■ **EXERCISE TASK**: Output each line exactly as it appears, skipping any embedded picture.

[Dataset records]
########
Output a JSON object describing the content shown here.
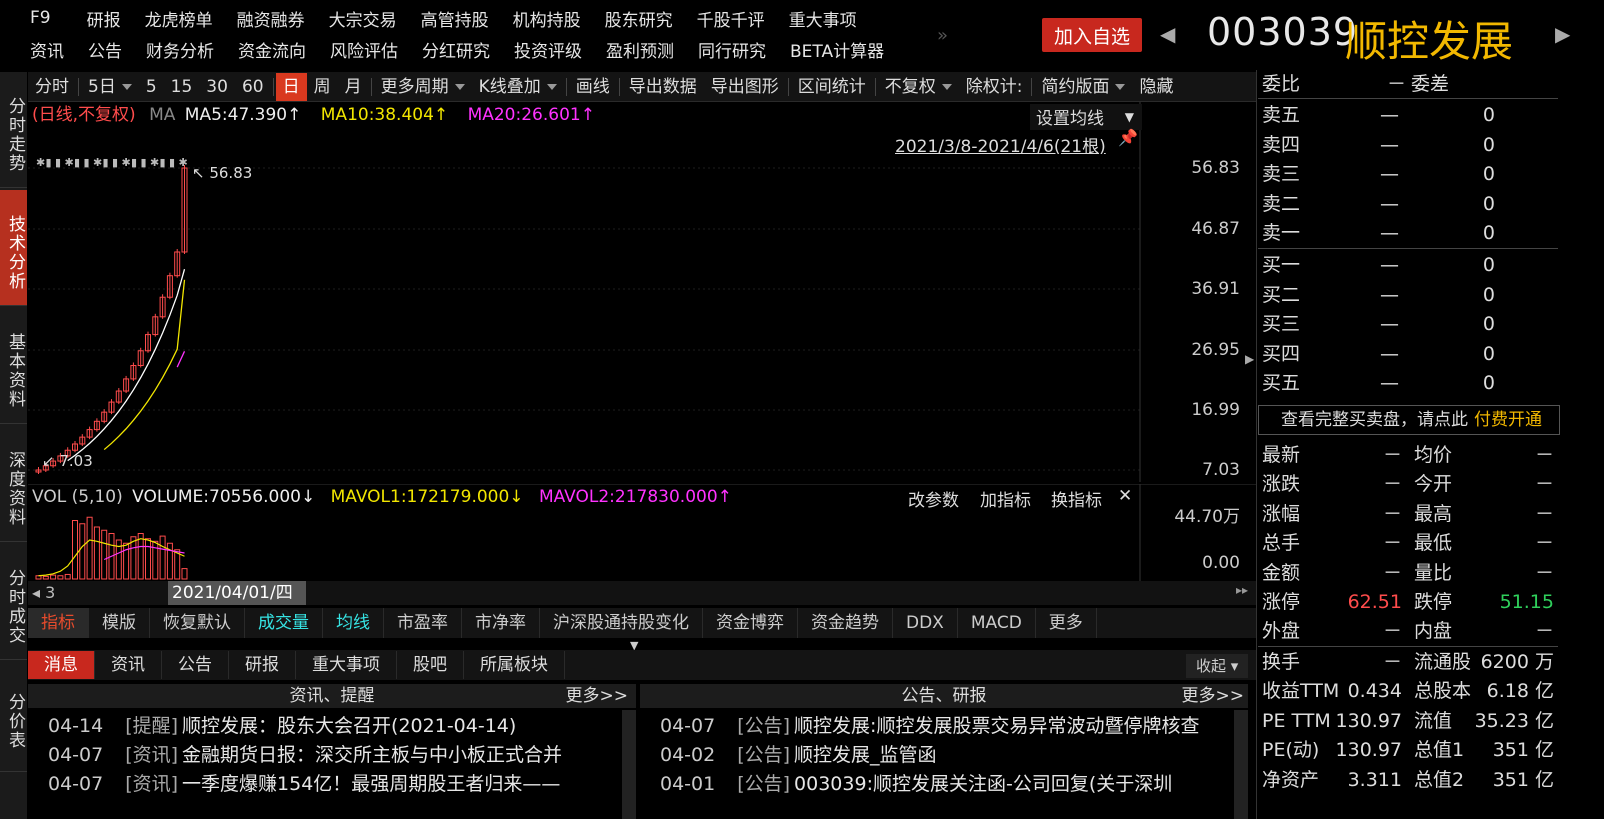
{
  "nav_row1": [
    "F9",
    "研报",
    "龙虎榜单",
    "融资融券",
    "大宗交易",
    "高管持股",
    "机构持股",
    "股东研究",
    "千股千评",
    "重大事项"
  ],
  "nav_row2": [
    "资讯",
    "公告",
    "财务分析",
    "资金流向",
    "风险评估",
    "分红研究",
    "投资评级",
    "盈利预测",
    "同行研究",
    "BETA计算器"
  ],
  "nav_more": "»",
  "add_watchlist": "加入自选",
  "stock": {
    "code": "003039",
    "name": "顺控发展"
  },
  "side_tabs": [
    "分时走势",
    "技术分析",
    "基本资料",
    "深度资料",
    "分时成交",
    "分价表"
  ],
  "toolbar": [
    "分时",
    "5日",
    "5",
    "15",
    "30",
    "60",
    "日",
    "周",
    "月",
    "更多周期",
    "K线叠加",
    "画线",
    "导出数据",
    "导出图形",
    "区间统计",
    "不复权",
    "除权计:",
    "简约版面",
    "隐藏"
  ],
  "ma_legend": {
    "type": "(日线,不复权)",
    "ma": "MA",
    "ma5": "MA5:47.390↑",
    "ma10": "MA10:38.404↑",
    "ma20": "MA20:26.601↑"
  },
  "ma_settings": "设置均线",
  "date_range": "2021/3/8-2021/4/6(21根)",
  "chart_data": {
    "type": "candlestick",
    "y_ticks": [
      "56.83",
      "46.87",
      "36.91",
      "26.95",
      "16.99",
      "7.03"
    ],
    "ylim": [
      7.03,
      56.83
    ],
    "high_label": "56.83",
    "low_label": "7.03",
    "candles": [
      7.03,
      7.73,
      8.5,
      9.35,
      10.29,
      11.32,
      12.45,
      13.69,
      15.06,
      16.57,
      18.23,
      20.05,
      22.05,
      24.26,
      26.69,
      29.36,
      32.29,
      35.52,
      39.07,
      42.98,
      56.83
    ],
    "ma5": [
      null,
      null,
      null,
      null,
      8.58,
      9.44,
      10.38,
      11.42,
      12.56,
      13.82,
      15.2,
      16.72,
      18.39,
      20.23,
      22.26,
      24.48,
      26.93,
      29.62,
      32.58,
      35.84,
      40.15
    ],
    "ma10": [
      null,
      null,
      null,
      null,
      null,
      null,
      null,
      null,
      null,
      10.4,
      11.43,
      12.58,
      13.83,
      15.22,
      16.74,
      18.41,
      20.25,
      22.28,
      24.5,
      26.95,
      38.4
    ],
    "ma20": [
      null,
      null,
      null,
      null,
      null,
      null,
      null,
      null,
      null,
      null,
      null,
      null,
      null,
      null,
      null,
      null,
      null,
      null,
      null,
      24.0,
      26.6
    ]
  },
  "vol_legend": {
    "label": "VOL (5,10)",
    "volume": "VOLUME:70556.000↓",
    "mavol1": "MAVOL1:172179.000↓",
    "mavol2": "MAVOL2:217830.000↑"
  },
  "vol_buttons": [
    "改参数",
    "加指标",
    "换指标",
    "✕"
  ],
  "vol_ticks": [
    "44.70万",
    "0.00"
  ],
  "volumes": [
    0.05,
    0.04,
    0.06,
    0.05,
    0.07,
    0.9,
    0.85,
    0.95,
    0.8,
    0.75,
    0.7,
    0.6,
    0.55,
    0.65,
    0.7,
    0.62,
    0.58,
    0.66,
    0.55,
    0.45,
    0.16
  ],
  "time_row": {
    "left": "◂ 3",
    "date": "2021/04/01/四",
    "right": "▸▸"
  },
  "indicator_tabs": [
    "指标",
    "模版",
    "恢复默认",
    "成交量",
    "均线",
    "市盈率",
    "市净率",
    "沪深股通持股变化",
    "资金博弈",
    "资金趋势",
    "DDX",
    "MACD",
    "更多"
  ],
  "news_tabs": [
    "消息",
    "资讯",
    "公告",
    "研报",
    "重大事项",
    "股吧",
    "所属板块"
  ],
  "collapse": "收起 ▾",
  "left_panel": {
    "title": "资讯、提醒",
    "more": "更多>>",
    "rows": [
      {
        "date": "04-14",
        "type": "[提醒]",
        "text": "顺控发展：股东大会召开(2021-04-14)"
      },
      {
        "date": "04-07",
        "type": "[资讯]",
        "text": "金融期货日报：深交所主板与中小板正式合并"
      },
      {
        "date": "04-07",
        "type": "[资讯]",
        "text": "一季度爆赚154亿！最强周期股王者归来——"
      }
    ]
  },
  "right_news_panel": {
    "title": "公告、研报",
    "more": "更多>>",
    "rows": [
      {
        "date": "04-07",
        "type": "[公告]",
        "text": "顺控发展:顺控发展股票交易异常波动暨停牌核查"
      },
      {
        "date": "04-02",
        "type": "[公告]",
        "text": "顺控发展_监管函"
      },
      {
        "date": "04-01",
        "type": "[公告]",
        "text": "003039:顺控发展关注函-公司回复(关于深圳"
      }
    ]
  },
  "order_book": {
    "header": {
      "wb": "委比",
      "wb_val": "－",
      "wc": "委差"
    },
    "sells": [
      {
        "l": "卖五",
        "p": "—",
        "v": "0"
      },
      {
        "l": "卖四",
        "p": "—",
        "v": "0"
      },
      {
        "l": "卖三",
        "p": "—",
        "v": "0"
      },
      {
        "l": "卖二",
        "p": "—",
        "v": "0"
      },
      {
        "l": "卖一",
        "p": "—",
        "v": "0"
      }
    ],
    "buys": [
      {
        "l": "买一",
        "p": "—",
        "v": "0"
      },
      {
        "l": "买二",
        "p": "—",
        "v": "0"
      },
      {
        "l": "买三",
        "p": "—",
        "v": "0"
      },
      {
        "l": "买四",
        "p": "—",
        "v": "0"
      },
      {
        "l": "买五",
        "p": "—",
        "v": "0"
      }
    ],
    "notice": "查看完整买卖盘，请点此",
    "notice_link": "付费开通"
  },
  "quote": [
    {
      "l1": "最新",
      "v1": "－",
      "l2": "均价",
      "v2": "－"
    },
    {
      "l1": "涨跌",
      "v1": "－",
      "l2": "今开",
      "v2": "－"
    },
    {
      "l1": "涨幅",
      "v1": "－",
      "l2": "最高",
      "v2": "－"
    },
    {
      "l1": "总手",
      "v1": "－",
      "l2": "最低",
      "v2": "－"
    },
    {
      "l1": "金额",
      "v1": "－",
      "l2": "量比",
      "v2": "－"
    },
    {
      "l1": "涨停",
      "v1": "62.51",
      "l2": "跌停",
      "v2": "51.15"
    },
    {
      "l1": "外盘",
      "v1": "－",
      "l2": "内盘",
      "v2": "－"
    }
  ],
  "fundamentals": [
    {
      "l1": "换手",
      "v1": "－",
      "l2": "流通股",
      "v2": "6200 万"
    },
    {
      "l1": "收益TTM",
      "v1": "0.434",
      "l2": "总股本",
      "v2": "6.18 亿"
    },
    {
      "l1": "PE TTM",
      "v1": "130.97",
      "l2": "流值",
      "v2": "35.23 亿"
    },
    {
      "l1": "PE(动)",
      "v1": "130.97",
      "l2": "总值1",
      "v2": "351 亿"
    },
    {
      "l1": "净资产",
      "v1": "3.311",
      "l2": "总值2",
      "v2": "351 亿"
    }
  ]
}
########
■ **TASK RESPONSE**:
Output a JSON object describing the content shown here.
{
  "nav_row1": [
    "F9",
    "研报",
    "龙虎榜单",
    "融资融券",
    "大宗交易",
    "高管持股",
    "机构持股",
    "股东研究",
    "千股千评",
    "重大事项"
  ],
  "nav_row2": [
    "资讯",
    "公告",
    "财务分析",
    "资金流向",
    "风险评估",
    "分红研究",
    "投资评级",
    "盈利预测",
    "同行研究",
    "BETA计算器"
  ],
  "nav_more": "»",
  "add_watchlist": "加入自选",
  "stock": {
    "code": "003039",
    "name": "顺控发展"
  },
  "side_tabs": [
    "分时走势",
    "技术分析",
    "基本资料",
    "深度资料",
    "分时成交",
    "分价表"
  ],
  "toolbar": [
    "分时",
    "5日",
    "5",
    "15",
    "30",
    "60",
    "日",
    "周",
    "月",
    "更多周期",
    "K线叠加",
    "画线",
    "导出数据",
    "导出图形",
    "区间统计",
    "不复权",
    "除权计:",
    "简约版面",
    "隐藏"
  ],
  "ma_legend": {
    "type": "(日线,不复权)",
    "ma": "MA",
    "ma5": "MA5:47.390↑",
    "ma10": "MA10:38.404↑",
    "ma20": "MA20:26.601↑"
  },
  "ma_settings": "设置均线",
  "date_range": "2021/3/8-2021/4/6(21根)",
  "chart_data": {
    "type": "candlestick",
    "y_ticks": [
      "56.83",
      "46.87",
      "36.91",
      "26.95",
      "16.99",
      "7.03"
    ],
    "ylim": [
      7.03,
      56.83
    ],
    "high_label": "56.83",
    "low_label": "7.03",
    "candles": [
      7.03,
      7.73,
      8.5,
      9.35,
      10.29,
      11.32,
      12.45,
      13.69,
      15.06,
      16.57,
      18.23,
      20.05,
      22.05,
      24.26,
      26.69,
      29.36,
      32.29,
      35.52,
      39.07,
      42.98,
      56.83
    ],
    "ma5": [
      null,
      null,
      null,
      null,
      8.58,
      9.44,
      10.38,
      11.42,
      12.56,
      13.82,
      15.2,
      16.72,
      18.39,
      20.23,
      22.26,
      24.48,
      26.93,
      29.62,
      32.58,
      35.84,
      40.15
    ],
    "ma10": [
      null,
      null,
      null,
      null,
      null,
      null,
      null,
      null,
      null,
      10.4,
      11.43,
      12.58,
      13.83,
      15.22,
      16.74,
      18.41,
      20.25,
      22.28,
      24.5,
      26.95,
      38.4
    ],
    "ma20": [
      null,
      null,
      null,
      null,
      null,
      null,
      null,
      null,
      null,
      null,
      null,
      null,
      null,
      null,
      null,
      null,
      null,
      null,
      null,
      24.0,
      26.6
    ]
  },
  "vol_legend": {
    "label": "VOL (5,10)",
    "volume": "VOLUME:70556.000↓",
    "mavol1": "MAVOL1:172179.000↓",
    "mavol2": "MAVOL2:217830.000↑"
  },
  "vol_buttons": [
    "改参数",
    "加指标",
    "换指标",
    "✕"
  ],
  "vol_ticks": [
    "44.70万",
    "0.00"
  ],
  "volumes": [
    0.05,
    0.04,
    0.06,
    0.05,
    0.07,
    0.9,
    0.85,
    0.95,
    0.8,
    0.75,
    0.7,
    0.6,
    0.55,
    0.65,
    0.7,
    0.62,
    0.58,
    0.66,
    0.55,
    0.45,
    0.16
  ],
  "time_row": {
    "left": "◂ 3",
    "date": "2021/04/01/四",
    "right": "▸▸"
  },
  "indicator_tabs": [
    "指标",
    "模版",
    "恢复默认",
    "成交量",
    "均线",
    "市盈率",
    "市净率",
    "沪深股通持股变化",
    "资金博弈",
    "资金趋势",
    "DDX",
    "MACD",
    "更多"
  ],
  "news_tabs": [
    "消息",
    "资讯",
    "公告",
    "研报",
    "重大事项",
    "股吧",
    "所属板块"
  ],
  "collapse": "收起 ▾",
  "left_panel": {
    "title": "资讯、提醒",
    "more": "更多>>",
    "rows": [
      {
        "date": "04-14",
        "type": "[提醒]",
        "text": "顺控发展：股东大会召开(2021-04-14)"
      },
      {
        "date": "04-07",
        "type": "[资讯]",
        "text": "金融期货日报：深交所主板与中小板正式合并"
      },
      {
        "date": "04-07",
        "type": "[资讯]",
        "text": "一季度爆赚154亿！最强周期股王者归来——"
      }
    ]
  },
  "right_news_panel": {
    "title": "公告、研报",
    "more": "更多>>",
    "rows": [
      {
        "date": "04-07",
        "type": "[公告]",
        "text": "顺控发展:顺控发展股票交易异常波动暨停牌核查"
      },
      {
        "date": "04-02",
        "type": "[公告]",
        "text": "顺控发展_监管函"
      },
      {
        "date": "04-01",
        "type": "[公告]",
        "text": "003039:顺控发展关注函-公司回复(关于深圳"
      }
    ]
  },
  "order_book": {
    "header": {
      "wb": "委比",
      "wb_val": "－",
      "wc": "委差"
    },
    "sells": [
      {
        "l": "卖五",
        "p": "—",
        "v": "0"
      },
      {
        "l": "卖四",
        "p": "—",
        "v": "0"
      },
      {
        "l": "卖三",
        "p": "—",
        "v": "0"
      },
      {
        "l": "卖二",
        "p": "—",
        "v": "0"
      },
      {
        "l": "卖一",
        "p": "—",
        "v": "0"
      }
    ],
    "buys": [
      {
        "l": "买一",
        "p": "—",
        "v": "0"
      },
      {
        "l": "买二",
        "p": "—",
        "v": "0"
      },
      {
        "l": "买三",
        "p": "—",
        "v": "0"
      },
      {
        "l": "买四",
        "p": "—",
        "v": "0"
      },
      {
        "l": "买五",
        "p": "—",
        "v": "0"
      }
    ],
    "notice": "查看完整买卖盘，请点此",
    "notice_link": "付费开通"
  },
  "quote": [
    {
      "l1": "最新",
      "v1": "－",
      "l2": "均价",
      "v2": "－"
    },
    {
      "l1": "涨跌",
      "v1": "－",
      "l2": "今开",
      "v2": "－"
    },
    {
      "l1": "涨幅",
      "v1": "－",
      "l2": "最高",
      "v2": "－"
    },
    {
      "l1": "总手",
      "v1": "－",
      "l2": "最低",
      "v2": "－"
    },
    {
      "l1": "金额",
      "v1": "－",
      "l2": "量比",
      "v2": "－"
    },
    {
      "l1": "涨停",
      "v1": "62.51",
      "l2": "跌停",
      "v2": "51.15"
    },
    {
      "l1": "外盘",
      "v1": "－",
      "l2": "内盘",
      "v2": "－"
    }
  ],
  "fundamentals": [
    {
      "l1": "换手",
      "v1": "－",
      "l2": "流通股",
      "v2": "6200 万"
    },
    {
      "l1": "收益TTM",
      "v1": "0.434",
      "l2": "总股本",
      "v2": "6.18 亿"
    },
    {
      "l1": "PE TTM",
      "v1": "130.97",
      "l2": "流值",
      "v2": "35.23 亿"
    },
    {
      "l1": "PE(动)",
      "v1": "130.97",
      "l2": "总值1",
      "v2": "351 亿"
    },
    {
      "l1": "净资产",
      "v1": "3.311",
      "l2": "总值2",
      "v2": "351 亿"
    }
  ]
}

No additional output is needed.